[Dataset items]

■ ■ ■ ■

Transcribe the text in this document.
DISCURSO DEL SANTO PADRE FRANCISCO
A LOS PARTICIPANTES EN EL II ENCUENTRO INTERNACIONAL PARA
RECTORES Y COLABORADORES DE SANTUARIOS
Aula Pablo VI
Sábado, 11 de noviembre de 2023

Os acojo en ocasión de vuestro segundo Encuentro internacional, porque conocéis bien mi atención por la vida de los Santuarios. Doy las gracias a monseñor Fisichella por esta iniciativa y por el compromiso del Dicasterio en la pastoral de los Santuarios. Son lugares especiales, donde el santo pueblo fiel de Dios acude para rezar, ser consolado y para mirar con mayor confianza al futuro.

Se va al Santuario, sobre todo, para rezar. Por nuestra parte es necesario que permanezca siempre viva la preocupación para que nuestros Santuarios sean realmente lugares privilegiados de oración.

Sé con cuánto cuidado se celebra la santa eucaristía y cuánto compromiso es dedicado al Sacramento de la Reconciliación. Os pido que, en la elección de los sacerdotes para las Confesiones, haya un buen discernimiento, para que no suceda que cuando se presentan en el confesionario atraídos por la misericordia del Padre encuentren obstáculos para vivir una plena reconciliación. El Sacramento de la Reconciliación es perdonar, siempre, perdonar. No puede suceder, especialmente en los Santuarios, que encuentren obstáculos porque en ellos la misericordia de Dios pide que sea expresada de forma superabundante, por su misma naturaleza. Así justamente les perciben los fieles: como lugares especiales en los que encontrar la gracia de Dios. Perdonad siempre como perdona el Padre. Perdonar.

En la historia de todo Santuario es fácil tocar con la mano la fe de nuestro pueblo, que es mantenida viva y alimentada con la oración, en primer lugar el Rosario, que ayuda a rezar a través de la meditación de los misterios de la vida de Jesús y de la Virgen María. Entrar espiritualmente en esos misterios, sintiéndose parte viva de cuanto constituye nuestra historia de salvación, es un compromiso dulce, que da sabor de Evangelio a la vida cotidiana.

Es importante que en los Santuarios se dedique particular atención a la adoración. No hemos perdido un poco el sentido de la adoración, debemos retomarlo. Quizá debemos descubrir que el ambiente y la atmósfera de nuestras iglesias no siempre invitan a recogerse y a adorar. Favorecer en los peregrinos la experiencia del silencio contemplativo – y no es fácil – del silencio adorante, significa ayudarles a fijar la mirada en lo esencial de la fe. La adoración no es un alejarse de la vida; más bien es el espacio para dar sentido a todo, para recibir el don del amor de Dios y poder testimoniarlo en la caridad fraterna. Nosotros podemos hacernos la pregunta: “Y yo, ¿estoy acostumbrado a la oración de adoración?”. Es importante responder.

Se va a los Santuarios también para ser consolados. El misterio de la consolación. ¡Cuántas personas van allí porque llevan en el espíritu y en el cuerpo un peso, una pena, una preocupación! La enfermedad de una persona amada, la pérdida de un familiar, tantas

■ ■ ■ ■

What to produce:
Retype the listing exactly, in full.

Written solution:
Transcribe the text in this document.
DISCURSO DEL SANTO PADRE FRANCISCO
A LOS PARTICIPANTES EN EL II ENCUENTRO INTERNACIONAL PARA
RECTORES Y COLABORADORES DE SANTUARIOS
Aula Pablo VI
Sábado, 11 de noviembre de 2023

Os acojo en ocasión de vuestro segundo Encuentro internacional, porque conocéis bien mi atención por la vida de los Santuarios. Doy las gracias a monseñor Fisichella por esta iniciativa y por el compromiso del Dicasterio en la pastoral de los Santuarios. Son lugares especiales, donde el santo pueblo fiel de Dios acude para rezar, ser consolado y para mirar con mayor confianza al futuro.

Se va al Santuario, sobre todo, para rezar. Por nuestra parte es necesario que permanezca siempre viva la preocupación para que nuestros Santuarios sean realmente lugares privilegiados de oración.

Sé con cuánto cuidado se celebra la santa eucaristía y cuánto compromiso es dedicado al Sacramento de la Reconciliación. Os pido que, en la elección de los sacerdotes para las Confesiones, haya un buen discernimiento, para que no suceda que cuando se presentan en el confesionario atraídos por la misericordia del Padre encuentren obstáculos para vivir una plena reconciliación. El Sacramento de la Reconciliación es perdonar, siempre, perdonar. No puede suceder, especialmente en los Santuarios, que encuentren obstáculos porque en ellos la misericordia de Dios pide que sea expresada de forma superabundante, por su misma naturaleza. Así justamente les perciben los fieles: como lugares especiales en los que encontrar la gracia de Dios. Perdonad siempre como perdona el Padre. Perdonar.

En la historia de todo Santuario es fácil tocar con la mano la fe de nuestro pueblo, que es mantenida viva y alimentada con la oración, en primer lugar el Rosario, que ayuda a rezar a través de la meditación de los misterios de la vida de Jesús y de la Virgen María. Entrar espiritualmente en esos misterios, sintiéndose parte viva de cuanto constituye nuestra historia de salvación, es un compromiso dulce, que da sabor de Evangelio a la vida cotidiana.

Es importante que en los Santuarios se dedique particular atención a la adoración. No hemos perdido un poco el sentido de la adoración, debemos retomarlo. Quizá debemos descubrir que el ambiente y la atmósfera de nuestras iglesias no siempre invitan a recogerse y a adorar. Favorecer en los peregrinos la experiencia del silencio contemplativo – y no es fácil – del silencio adorante, significa ayudarles a fijar la mirada en lo esencial de la fe. La adoración no es un alejarse de la vida; más bien es el espacio para dar sentido a todo, para recibir el don del amor de Dios y poder testimoniarlo en la caridad fraterna. Nosotros podemos hacernos la pregunta: “Y yo, ¿estoy acostumbrado a la oración de adoración?”. Es importante responder.

Se va a los Santuarios también para ser consolados. El misterio de la consolación. ¡Cuántas personas van allí porque llevan en el espíritu y en el cuerpo un peso, una pena, una preocupación! La enfermedad de una persona amada, la pérdida de un familiar, tantas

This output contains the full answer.